REQUEST: Copy out every line of the listing from the line with "- point: [232, 121, 240, 130]" to the line with "- point: [199, 244, 208, 252]", both of those lines included, without changing anything.

TASK MATERIAL:
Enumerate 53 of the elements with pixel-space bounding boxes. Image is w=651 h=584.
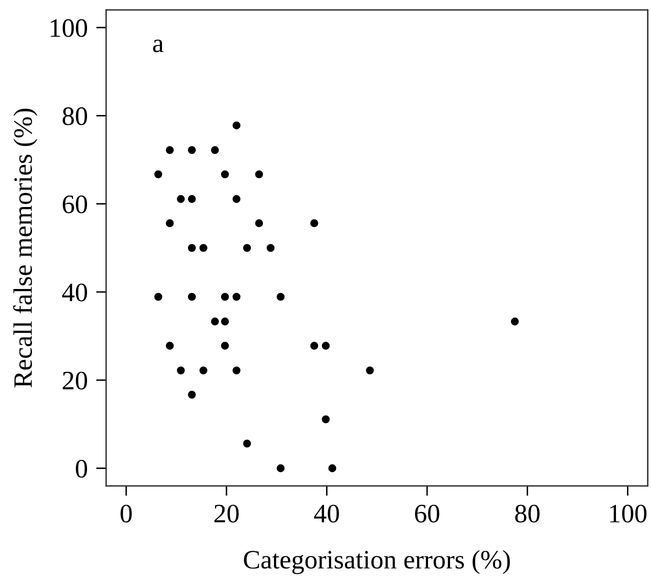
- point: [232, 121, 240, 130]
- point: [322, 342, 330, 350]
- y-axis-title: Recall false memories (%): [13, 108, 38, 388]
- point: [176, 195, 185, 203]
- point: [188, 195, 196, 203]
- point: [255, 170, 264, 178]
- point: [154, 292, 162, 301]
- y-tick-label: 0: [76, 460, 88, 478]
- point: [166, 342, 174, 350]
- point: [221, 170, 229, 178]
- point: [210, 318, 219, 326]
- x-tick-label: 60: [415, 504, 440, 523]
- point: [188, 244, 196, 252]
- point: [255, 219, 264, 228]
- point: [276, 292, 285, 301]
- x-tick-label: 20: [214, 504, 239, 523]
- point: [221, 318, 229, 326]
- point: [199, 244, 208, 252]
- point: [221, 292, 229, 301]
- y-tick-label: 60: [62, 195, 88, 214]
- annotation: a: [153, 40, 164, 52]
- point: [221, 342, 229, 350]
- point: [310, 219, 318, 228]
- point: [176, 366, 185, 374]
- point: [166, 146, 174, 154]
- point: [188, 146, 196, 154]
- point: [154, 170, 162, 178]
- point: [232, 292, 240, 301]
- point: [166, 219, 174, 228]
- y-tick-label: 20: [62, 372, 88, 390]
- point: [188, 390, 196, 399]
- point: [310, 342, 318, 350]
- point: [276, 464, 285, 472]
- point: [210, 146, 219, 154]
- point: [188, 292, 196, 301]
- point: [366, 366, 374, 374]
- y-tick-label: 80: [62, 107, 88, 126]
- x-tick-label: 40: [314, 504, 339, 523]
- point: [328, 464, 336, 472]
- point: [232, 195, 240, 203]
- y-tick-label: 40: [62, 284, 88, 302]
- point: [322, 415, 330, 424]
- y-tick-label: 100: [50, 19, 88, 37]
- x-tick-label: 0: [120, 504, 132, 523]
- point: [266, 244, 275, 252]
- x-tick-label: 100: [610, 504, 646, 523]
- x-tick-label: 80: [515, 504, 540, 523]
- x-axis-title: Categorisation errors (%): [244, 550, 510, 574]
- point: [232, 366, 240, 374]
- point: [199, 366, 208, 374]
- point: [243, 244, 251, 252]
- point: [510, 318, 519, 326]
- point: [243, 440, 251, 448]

SOLUTION BELOW:
- point: [232, 121, 240, 130]
- point: [322, 342, 330, 350]
- y-axis-title: Recall false memories (%): [13, 108, 38, 388]
- point: [176, 195, 185, 203]
- point: [188, 195, 196, 203]
- point: [255, 170, 264, 178]
- point: [154, 292, 162, 301]
- y-tick-label: 0: [76, 460, 88, 478]
- point: [166, 342, 174, 350]
- point: [221, 170, 229, 178]
- point: [210, 318, 219, 326]
- x-tick-label: 60: [415, 504, 440, 523]
- point: [188, 244, 196, 252]
- point: [255, 219, 264, 228]
- point: [276, 292, 285, 301]
- x-tick-label: 20: [214, 504, 239, 523]
- point: [221, 318, 229, 326]
- point: [199, 244, 208, 252]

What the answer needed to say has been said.